→ **WHAT THE TASK REQUIRES**
Make an exact copy of all the material below, apart from the pictures.

→ **Dataset records on visual material**
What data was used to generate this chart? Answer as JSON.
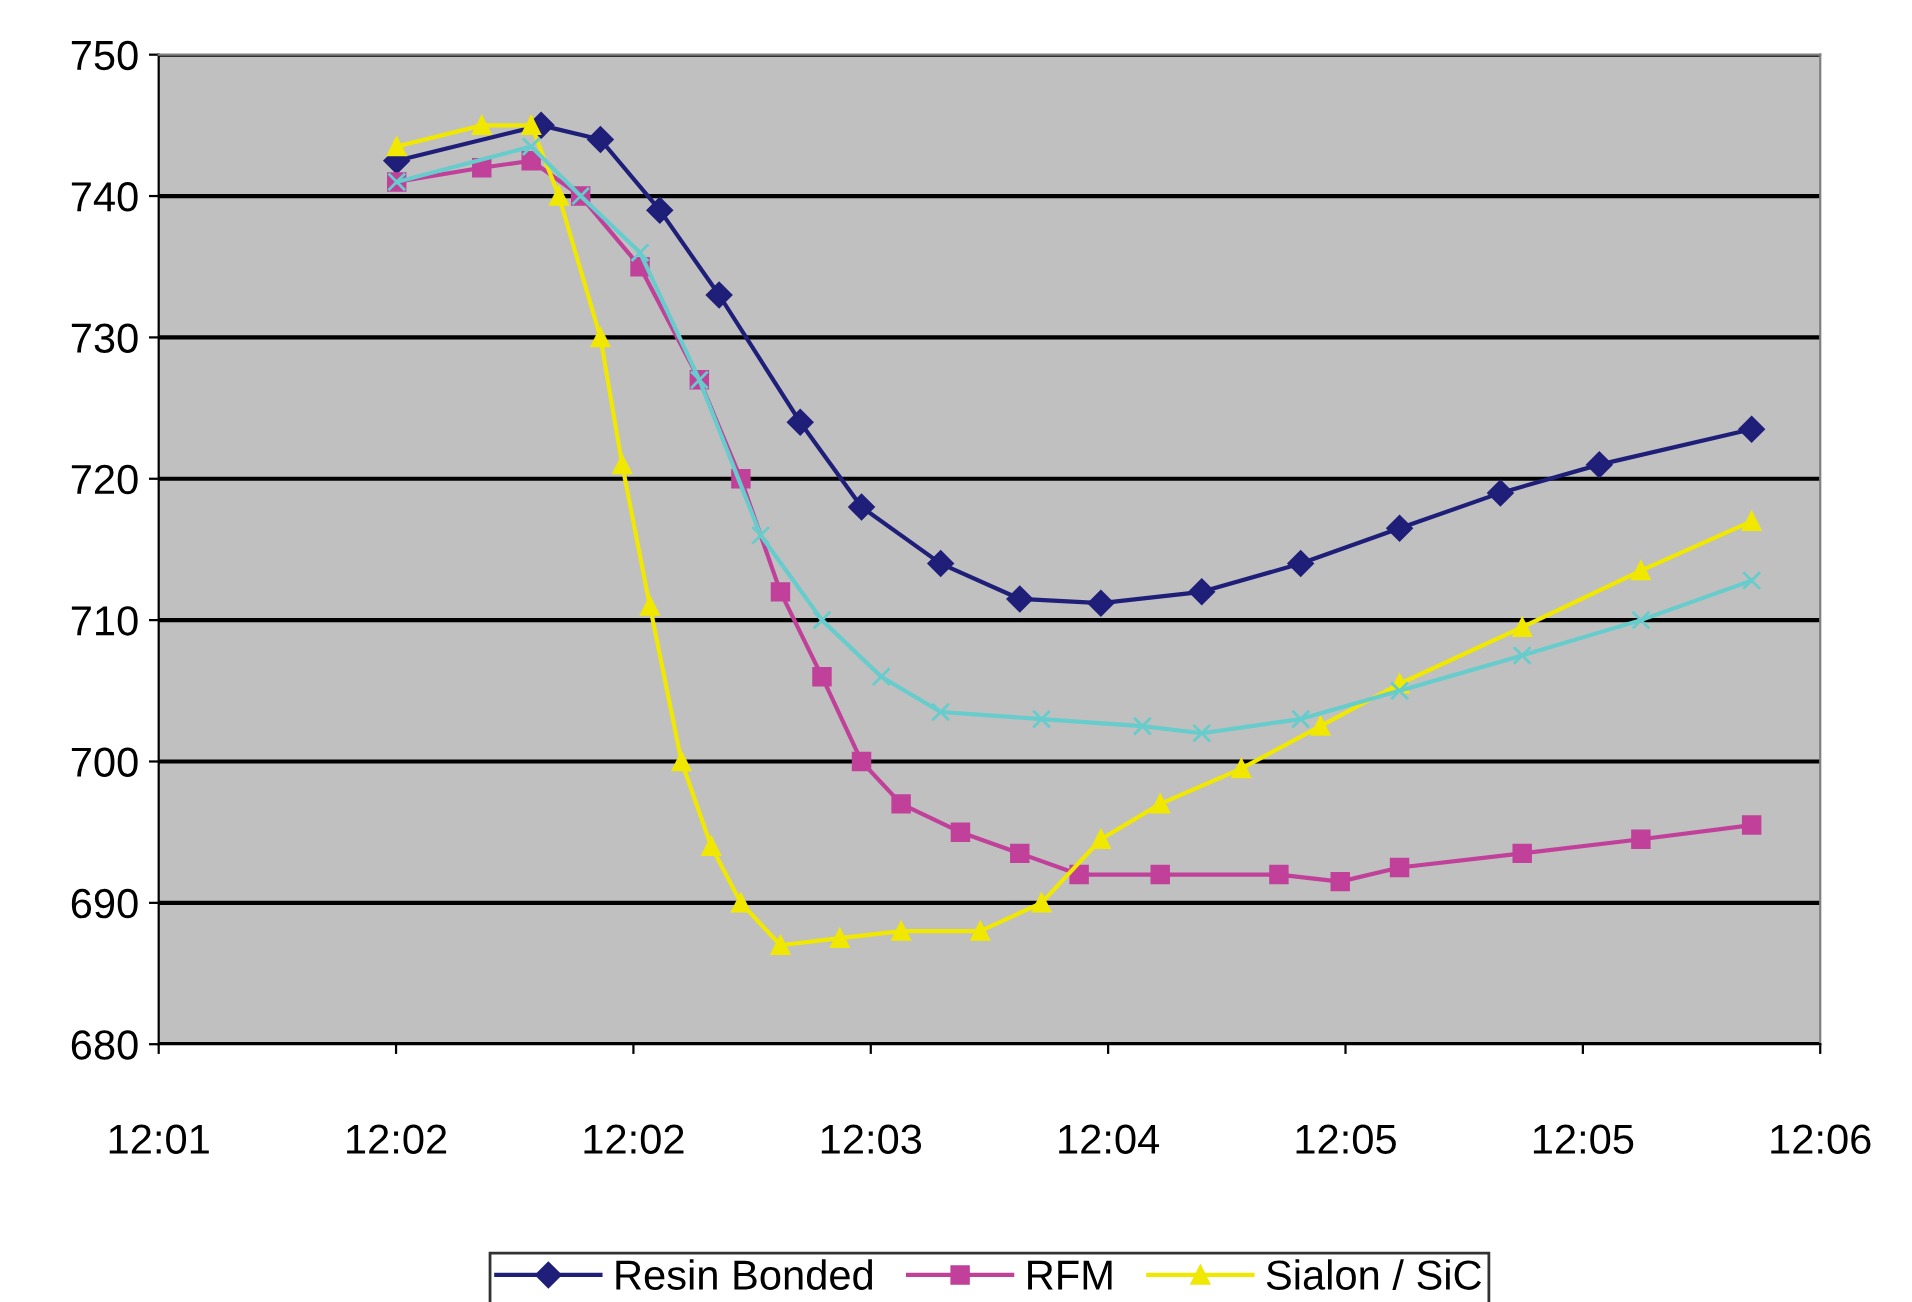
{
  "chart_data": {
    "type": "line",
    "xlim": [
      12.016667,
      12.100667
    ],
    "xticks": [
      {
        "value": 12.016667,
        "label": "12:01"
      },
      {
        "value": 12.028667,
        "label": "12:02"
      },
      {
        "value": 12.040667,
        "label": "12:02"
      },
      {
        "value": 12.052667,
        "label": "12:03"
      },
      {
        "value": 12.064667,
        "label": "12:04"
      },
      {
        "value": 12.076667,
        "label": "12:05"
      },
      {
        "value": 12.088667,
        "label": "12:05"
      },
      {
        "value": 12.100667,
        "label": "12:06"
      }
    ],
    "ylim": [
      680,
      750
    ],
    "yticks": [
      680,
      690,
      700,
      710,
      720,
      730,
      740,
      750
    ],
    "grid": "y",
    "legend": "bottom",
    "series": [
      {
        "name": "Resin Bonded",
        "color": "#1f1f7a",
        "marker": "diamond",
        "x": [
          12.0287,
          12.036,
          12.039,
          12.042,
          12.045,
          12.0491,
          12.0522,
          12.0562,
          12.0602,
          12.0643,
          12.0694,
          12.0744,
          12.0794,
          12.0845,
          12.0895,
          12.0972
        ],
        "values": [
          742.5,
          745,
          744,
          739,
          733,
          724,
          718,
          714,
          711.5,
          711.2,
          712,
          714,
          716.5,
          719,
          721,
          723.5
        ]
      },
      {
        "name": "RFM",
        "color": "#c0409a",
        "marker": "square",
        "x": [
          12.0287,
          12.033,
          12.0355,
          12.038,
          12.041,
          12.044,
          12.0461,
          12.0481,
          12.0502,
          12.0522,
          12.0542,
          12.0572,
          12.0602,
          12.0632,
          12.0673,
          12.0733,
          12.0764,
          12.0794,
          12.0856,
          12.0916,
          12.0972
        ],
        "values": [
          741,
          742,
          742.5,
          740,
          735,
          727,
          720,
          712,
          706,
          700,
          697,
          695,
          693.5,
          692,
          692,
          692,
          691.5,
          692.5,
          693.5,
          694.5,
          695.5
        ]
      },
      {
        "name": "Sialon / SiC",
        "color": "#f0e800",
        "marker": "triangle",
        "x": [
          12.0287,
          12.033,
          12.0355,
          12.0369,
          12.039,
          12.0401,
          12.0415,
          12.0431,
          12.0446,
          12.0461,
          12.0481,
          12.0511,
          12.0542,
          12.0582,
          12.0613,
          12.0643,
          12.0673,
          12.0714,
          12.0754,
          12.0794,
          12.0856,
          12.0916,
          12.0972
        ],
        "values": [
          743.5,
          745,
          745,
          740,
          730,
          721,
          711,
          700,
          694,
          690,
          687,
          687.5,
          688,
          688,
          690,
          694.5,
          697,
          699.5,
          702.5,
          705.5,
          709.5,
          713.5,
          717
        ]
      },
      {
        "color": "#66cccc",
        "marker": "cross",
        "x": [
          12.0287,
          12.0355,
          12.038,
          12.041,
          12.044,
          12.0471,
          12.0502,
          12.0532,
          12.0562,
          12.0613,
          12.0664,
          12.0694,
          12.0744,
          12.0794,
          12.0856,
          12.0916,
          12.0972
        ],
        "values": [
          741,
          743.5,
          740,
          736,
          727,
          716,
          710,
          706,
          703.5,
          703,
          702.5,
          702,
          703,
          705,
          707.5,
          710,
          712.8
        ]
      }
    ]
  }
}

→ **SOLUTION TO THIS PROBLEM**
What data was used to generate this chart? Answer as JSON.
{
  "chart_data": {
    "type": "line",
    "xlim": [
      12.016667,
      12.100667
    ],
    "xticks": [
      {
        "value": 12.016667,
        "label": "12:01"
      },
      {
        "value": 12.028667,
        "label": "12:02"
      },
      {
        "value": 12.040667,
        "label": "12:02"
      },
      {
        "value": 12.052667,
        "label": "12:03"
      },
      {
        "value": 12.064667,
        "label": "12:04"
      },
      {
        "value": 12.076667,
        "label": "12:05"
      },
      {
        "value": 12.088667,
        "label": "12:05"
      },
      {
        "value": 12.100667,
        "label": "12:06"
      }
    ],
    "ylim": [
      680,
      750
    ],
    "yticks": [
      680,
      690,
      700,
      710,
      720,
      730,
      740,
      750
    ],
    "grid": "y",
    "legend": "bottom",
    "series": [
      {
        "name": "Resin Bonded",
        "color": "#1f1f7a",
        "marker": "diamond",
        "x": [
          12.0287,
          12.036,
          12.039,
          12.042,
          12.045,
          12.0491,
          12.0522,
          12.0562,
          12.0602,
          12.0643,
          12.0694,
          12.0744,
          12.0794,
          12.0845,
          12.0895,
          12.0972
        ],
        "values": [
          742.5,
          745,
          744,
          739,
          733,
          724,
          718,
          714,
          711.5,
          711.2,
          712,
          714,
          716.5,
          719,
          721,
          723.5
        ]
      },
      {
        "name": "RFM",
        "color": "#c0409a",
        "marker": "square",
        "x": [
          12.0287,
          12.033,
          12.0355,
          12.038,
          12.041,
          12.044,
          12.0461,
          12.0481,
          12.0502,
          12.0522,
          12.0542,
          12.0572,
          12.0602,
          12.0632,
          12.0673,
          12.0733,
          12.0764,
          12.0794,
          12.0856,
          12.0916,
          12.0972
        ],
        "values": [
          741,
          742,
          742.5,
          740,
          735,
          727,
          720,
          712,
          706,
          700,
          697,
          695,
          693.5,
          692,
          692,
          692,
          691.5,
          692.5,
          693.5,
          694.5,
          695.5
        ]
      },
      {
        "name": "Sialon / SiC",
        "color": "#f0e800",
        "marker": "triangle",
        "x": [
          12.0287,
          12.033,
          12.0355,
          12.0369,
          12.039,
          12.0401,
          12.0415,
          12.0431,
          12.0446,
          12.0461,
          12.0481,
          12.0511,
          12.0542,
          12.0582,
          12.0613,
          12.0643,
          12.0673,
          12.0714,
          12.0754,
          12.0794,
          12.0856,
          12.0916,
          12.0972
        ],
        "values": [
          743.5,
          745,
          745,
          740,
          730,
          721,
          711,
          700,
          694,
          690,
          687,
          687.5,
          688,
          688,
          690,
          694.5,
          697,
          699.5,
          702.5,
          705.5,
          709.5,
          713.5,
          717
        ]
      },
      {
        "color": "#66cccc",
        "marker": "cross",
        "x": [
          12.0287,
          12.0355,
          12.038,
          12.041,
          12.044,
          12.0471,
          12.0502,
          12.0532,
          12.0562,
          12.0613,
          12.0664,
          12.0694,
          12.0744,
          12.0794,
          12.0856,
          12.0916,
          12.0972
        ],
        "values": [
          741,
          743.5,
          740,
          736,
          727,
          716,
          710,
          706,
          703.5,
          703,
          702.5,
          702,
          703,
          705,
          707.5,
          710,
          712.8
        ]
      }
    ]
  }
}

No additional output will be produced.